» PROVIDED PASSAGE
##############################
Palestinians turned out on Friday to show their support for Mahmoud Abbas
Israeli officials have expressed concern over the decision by Palestinian Authority President Mahmoud Abbas not to seek re-election.
Several officials suggested that if carried through, the move could hamper efforts to secure Middle East peace.
Mr Abbbas declared on Wednesday that he would not stand because of an impasse in peace negotiations.
But Arab and Israeli media said his announcement could be a tactical manoeuvre and he could change his mind.
It is thought that Mr Abbas, 74, could stay in post for some time, since the election that he called for 24 January may be postponed if Hamas carries through a threat to block the vote in Gaza.
As he announced his decision, Mr Abbas accused the US of backtracking on its Middle East policy and refusing to persuade Israel to freeze the construction of Jewish settlements in the occupied West Bank.
Born in Safed in British Mandate Palestine (now northern Israel) in 1935; studied law in Egypt and gained doctorate in Moscow
A founder member, with Yasser Arafat, of Palestinian political faction Fatah
Held security role within the PLO in the early 1970s
Appointed head of the PLO's department for national and international relations in 1980
Widely regarded as an architect of the 1993 Oslo Peace Accords
In January 2005, elected president of the Palestinian Authority
On Thursday, Israeli Deputy Foreign Minister Danny Ayalon said it was an internal issue for the Palestinians, but hinted at Israeli opposition to the move.
##############################
» PROBLEM SET
• A. Reproduce the section of the article on Mahmoud Abbas starting at "Born in Safed" and ending at "to the move.".
• B. Write the next part of the news article on Mahmoud Abbas's decision not to seek re-election, picking up from its final sentence.

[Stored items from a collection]
##############################
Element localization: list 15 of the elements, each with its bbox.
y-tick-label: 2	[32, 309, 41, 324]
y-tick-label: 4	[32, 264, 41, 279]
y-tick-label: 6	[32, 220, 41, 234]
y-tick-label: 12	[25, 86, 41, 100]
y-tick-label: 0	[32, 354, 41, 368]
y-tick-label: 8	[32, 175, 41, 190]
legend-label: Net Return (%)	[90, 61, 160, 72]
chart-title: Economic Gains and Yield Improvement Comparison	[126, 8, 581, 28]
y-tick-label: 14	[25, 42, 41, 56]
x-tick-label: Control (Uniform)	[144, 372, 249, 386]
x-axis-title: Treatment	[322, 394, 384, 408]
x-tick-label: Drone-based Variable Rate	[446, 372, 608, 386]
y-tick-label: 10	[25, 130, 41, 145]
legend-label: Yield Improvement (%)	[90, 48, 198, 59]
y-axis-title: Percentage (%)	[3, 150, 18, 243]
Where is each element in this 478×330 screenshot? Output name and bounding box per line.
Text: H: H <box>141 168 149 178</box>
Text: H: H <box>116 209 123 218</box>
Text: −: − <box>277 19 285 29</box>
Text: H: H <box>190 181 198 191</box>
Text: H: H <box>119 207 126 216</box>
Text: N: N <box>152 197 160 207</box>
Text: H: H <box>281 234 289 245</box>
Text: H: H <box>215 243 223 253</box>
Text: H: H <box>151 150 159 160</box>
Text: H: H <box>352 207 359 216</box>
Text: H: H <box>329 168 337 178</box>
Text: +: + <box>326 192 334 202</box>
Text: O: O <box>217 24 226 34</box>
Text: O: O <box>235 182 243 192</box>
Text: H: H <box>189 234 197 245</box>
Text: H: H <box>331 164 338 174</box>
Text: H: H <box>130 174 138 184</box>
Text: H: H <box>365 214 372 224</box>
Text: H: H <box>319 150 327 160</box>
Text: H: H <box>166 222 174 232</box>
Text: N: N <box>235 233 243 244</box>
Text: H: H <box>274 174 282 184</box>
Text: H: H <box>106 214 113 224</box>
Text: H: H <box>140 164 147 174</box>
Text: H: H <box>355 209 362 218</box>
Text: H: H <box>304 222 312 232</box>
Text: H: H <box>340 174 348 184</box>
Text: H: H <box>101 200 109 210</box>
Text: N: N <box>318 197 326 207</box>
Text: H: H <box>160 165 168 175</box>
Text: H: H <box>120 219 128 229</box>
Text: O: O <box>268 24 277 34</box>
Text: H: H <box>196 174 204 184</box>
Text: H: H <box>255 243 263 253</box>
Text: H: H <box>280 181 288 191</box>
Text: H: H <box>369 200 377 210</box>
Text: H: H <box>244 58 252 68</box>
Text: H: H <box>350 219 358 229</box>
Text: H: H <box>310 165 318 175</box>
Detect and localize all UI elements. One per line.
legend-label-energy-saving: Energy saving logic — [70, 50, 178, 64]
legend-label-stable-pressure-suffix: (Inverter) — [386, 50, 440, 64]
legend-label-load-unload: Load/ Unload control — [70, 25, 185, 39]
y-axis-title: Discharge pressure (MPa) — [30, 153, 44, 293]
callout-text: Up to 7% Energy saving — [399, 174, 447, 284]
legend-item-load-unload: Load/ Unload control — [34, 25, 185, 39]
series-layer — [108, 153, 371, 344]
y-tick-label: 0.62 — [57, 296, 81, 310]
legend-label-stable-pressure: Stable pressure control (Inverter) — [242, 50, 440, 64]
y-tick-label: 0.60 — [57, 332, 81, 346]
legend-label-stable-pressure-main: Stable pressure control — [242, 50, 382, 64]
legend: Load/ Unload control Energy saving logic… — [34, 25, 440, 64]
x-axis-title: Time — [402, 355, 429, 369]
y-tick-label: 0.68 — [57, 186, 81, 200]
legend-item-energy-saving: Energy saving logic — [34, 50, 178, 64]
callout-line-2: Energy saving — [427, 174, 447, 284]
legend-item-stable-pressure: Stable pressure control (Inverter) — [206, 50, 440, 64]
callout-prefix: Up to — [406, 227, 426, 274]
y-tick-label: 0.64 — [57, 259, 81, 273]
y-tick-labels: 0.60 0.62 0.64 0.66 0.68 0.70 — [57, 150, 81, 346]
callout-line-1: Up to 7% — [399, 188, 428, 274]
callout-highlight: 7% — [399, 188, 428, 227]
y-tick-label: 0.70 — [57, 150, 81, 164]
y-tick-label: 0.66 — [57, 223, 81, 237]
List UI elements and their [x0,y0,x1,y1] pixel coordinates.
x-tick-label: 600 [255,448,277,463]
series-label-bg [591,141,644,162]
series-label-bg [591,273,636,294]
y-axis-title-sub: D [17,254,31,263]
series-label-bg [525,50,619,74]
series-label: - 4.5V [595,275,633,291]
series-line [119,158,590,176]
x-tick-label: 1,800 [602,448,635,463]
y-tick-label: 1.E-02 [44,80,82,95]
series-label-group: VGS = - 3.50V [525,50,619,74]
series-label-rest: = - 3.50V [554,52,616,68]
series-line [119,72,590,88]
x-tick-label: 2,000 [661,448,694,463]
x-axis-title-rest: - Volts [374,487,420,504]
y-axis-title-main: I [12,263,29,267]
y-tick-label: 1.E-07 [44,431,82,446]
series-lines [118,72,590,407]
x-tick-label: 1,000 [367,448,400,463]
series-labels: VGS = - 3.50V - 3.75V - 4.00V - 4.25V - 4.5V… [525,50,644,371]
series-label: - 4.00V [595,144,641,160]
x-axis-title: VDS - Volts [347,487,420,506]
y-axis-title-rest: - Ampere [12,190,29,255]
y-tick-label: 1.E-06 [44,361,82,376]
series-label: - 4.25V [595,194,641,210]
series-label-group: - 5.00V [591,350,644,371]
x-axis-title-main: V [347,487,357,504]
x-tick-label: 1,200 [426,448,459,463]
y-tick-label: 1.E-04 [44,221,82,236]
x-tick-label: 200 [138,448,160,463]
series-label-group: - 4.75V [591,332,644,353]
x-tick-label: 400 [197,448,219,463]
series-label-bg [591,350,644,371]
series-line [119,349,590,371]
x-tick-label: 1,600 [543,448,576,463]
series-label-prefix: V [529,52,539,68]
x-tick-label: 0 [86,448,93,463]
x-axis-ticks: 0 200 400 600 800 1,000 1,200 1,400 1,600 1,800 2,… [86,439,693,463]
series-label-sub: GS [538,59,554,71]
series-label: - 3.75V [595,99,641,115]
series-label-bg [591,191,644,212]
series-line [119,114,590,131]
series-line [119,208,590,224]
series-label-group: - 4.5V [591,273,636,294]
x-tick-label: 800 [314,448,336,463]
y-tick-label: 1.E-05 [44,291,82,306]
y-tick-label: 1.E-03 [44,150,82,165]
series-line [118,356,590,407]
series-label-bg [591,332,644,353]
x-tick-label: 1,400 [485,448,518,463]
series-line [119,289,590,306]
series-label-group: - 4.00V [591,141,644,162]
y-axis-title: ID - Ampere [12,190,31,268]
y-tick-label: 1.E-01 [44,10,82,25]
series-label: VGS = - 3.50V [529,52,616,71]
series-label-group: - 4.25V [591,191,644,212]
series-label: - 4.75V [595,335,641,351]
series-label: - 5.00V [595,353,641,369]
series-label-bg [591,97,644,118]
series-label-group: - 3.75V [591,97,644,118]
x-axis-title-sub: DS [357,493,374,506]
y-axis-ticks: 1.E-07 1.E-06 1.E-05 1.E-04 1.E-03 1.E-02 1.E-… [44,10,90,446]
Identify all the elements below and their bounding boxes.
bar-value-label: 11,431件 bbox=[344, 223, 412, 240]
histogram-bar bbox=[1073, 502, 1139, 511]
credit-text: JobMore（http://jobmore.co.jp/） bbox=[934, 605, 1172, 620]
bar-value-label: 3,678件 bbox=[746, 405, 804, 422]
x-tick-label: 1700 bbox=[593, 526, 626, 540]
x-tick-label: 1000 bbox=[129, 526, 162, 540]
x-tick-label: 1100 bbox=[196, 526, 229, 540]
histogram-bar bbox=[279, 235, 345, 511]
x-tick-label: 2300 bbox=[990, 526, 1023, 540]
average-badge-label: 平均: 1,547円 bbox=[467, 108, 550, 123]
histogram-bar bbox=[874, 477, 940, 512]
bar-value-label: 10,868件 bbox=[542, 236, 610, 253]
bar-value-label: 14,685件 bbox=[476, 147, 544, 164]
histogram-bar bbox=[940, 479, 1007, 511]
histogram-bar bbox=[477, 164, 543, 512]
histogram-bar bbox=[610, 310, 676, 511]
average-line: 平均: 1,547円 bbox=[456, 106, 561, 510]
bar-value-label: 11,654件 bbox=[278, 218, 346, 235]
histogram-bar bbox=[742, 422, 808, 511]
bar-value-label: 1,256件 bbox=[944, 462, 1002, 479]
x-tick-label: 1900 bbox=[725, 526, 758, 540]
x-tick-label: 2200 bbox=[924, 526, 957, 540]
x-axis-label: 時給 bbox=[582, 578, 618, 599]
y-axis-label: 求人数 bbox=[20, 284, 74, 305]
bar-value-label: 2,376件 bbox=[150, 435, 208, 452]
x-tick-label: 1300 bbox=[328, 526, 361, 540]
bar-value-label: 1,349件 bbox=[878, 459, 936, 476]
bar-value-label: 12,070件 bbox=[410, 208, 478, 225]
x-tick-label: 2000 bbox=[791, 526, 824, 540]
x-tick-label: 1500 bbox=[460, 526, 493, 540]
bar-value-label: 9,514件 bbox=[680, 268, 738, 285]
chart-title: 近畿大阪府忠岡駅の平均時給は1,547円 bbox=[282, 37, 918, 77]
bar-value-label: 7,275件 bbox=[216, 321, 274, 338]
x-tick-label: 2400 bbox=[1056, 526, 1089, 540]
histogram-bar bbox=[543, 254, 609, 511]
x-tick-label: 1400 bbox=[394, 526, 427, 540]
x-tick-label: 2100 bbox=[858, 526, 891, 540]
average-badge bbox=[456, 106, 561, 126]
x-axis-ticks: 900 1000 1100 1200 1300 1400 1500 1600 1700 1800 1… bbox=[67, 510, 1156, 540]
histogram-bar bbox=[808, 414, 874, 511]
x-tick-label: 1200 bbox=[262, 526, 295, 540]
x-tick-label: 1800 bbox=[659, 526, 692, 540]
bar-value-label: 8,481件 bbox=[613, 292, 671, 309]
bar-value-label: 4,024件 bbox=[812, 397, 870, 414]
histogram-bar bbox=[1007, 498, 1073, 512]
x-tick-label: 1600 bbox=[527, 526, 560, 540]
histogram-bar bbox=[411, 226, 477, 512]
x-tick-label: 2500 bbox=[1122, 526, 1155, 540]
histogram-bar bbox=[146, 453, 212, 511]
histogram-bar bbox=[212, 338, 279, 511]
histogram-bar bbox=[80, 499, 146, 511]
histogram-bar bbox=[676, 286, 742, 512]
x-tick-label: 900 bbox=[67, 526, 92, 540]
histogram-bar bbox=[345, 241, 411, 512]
##############################
» TASK RESULTS
• A.
Born in Safed in British Mandate Palestine (now northern Israel) in 1935; studied law in Egypt and gained doctorate in Moscow
A founder member, with Yasser Arafat, of Palestinian political faction Fatah
Held security role within the PLO in the early 1970s
Appointed head of the PLO's department for national and international relations in 1980
Widely regarded as an architect of the 1993 Oslo Peace Accords
In January 2005, elected president of the Palestinian Authority
On Thursday, Israeli Deputy Foreign Minister Danny Ayalon said it was an internal issue for the Palestinians, but hinted at Israeli opposition to the move.

• B.
"We don't interfere in others' internal affairs," he told Israeli radio.
"But it is evident that Israel and the United States are interested in a Palestinian leadership that is responsible and pragmatic," he said.
Earlier, Israeli Defence Minister Ehud Barak had issued a statement after Mr Abbas's speech expressing hope that the announcement would not damage "efforts to launch negotiations and achieve a peace accord".
And Israeli newspaper Haaretz reported that President Shimon Peres had called Mr Abbas a day before his announcement and tried to persuade him to change his mind.
"If you leave, the Palestinians would lose their chance for an independent state," the paper quoted Mr Peres as saying.
"The situation in the region would deteriorate. Stay, for the Palestinian people's sake."
BBC Arab affairs analyst Magdi Abdelhadi says that although Mr Abbas claims his decision is not a political manoeuvre, a quick reading of his speech reveals that it has all the hallmarks of one.
Far from abandoning the political scene altogether, Mr Abbas said he would stay on as the chief of the Palestine Liberation Organisation (PLO).
As his political enemies were quick to point out, the real purpose of Mr Abbas's gambit was to send an angry message to his friends in Washington, our Arab affairs analyst says.
Mr Abbas took over as head of the PLO after Yasser Arafat died in 2004, and became Palestinian Authority president a year later.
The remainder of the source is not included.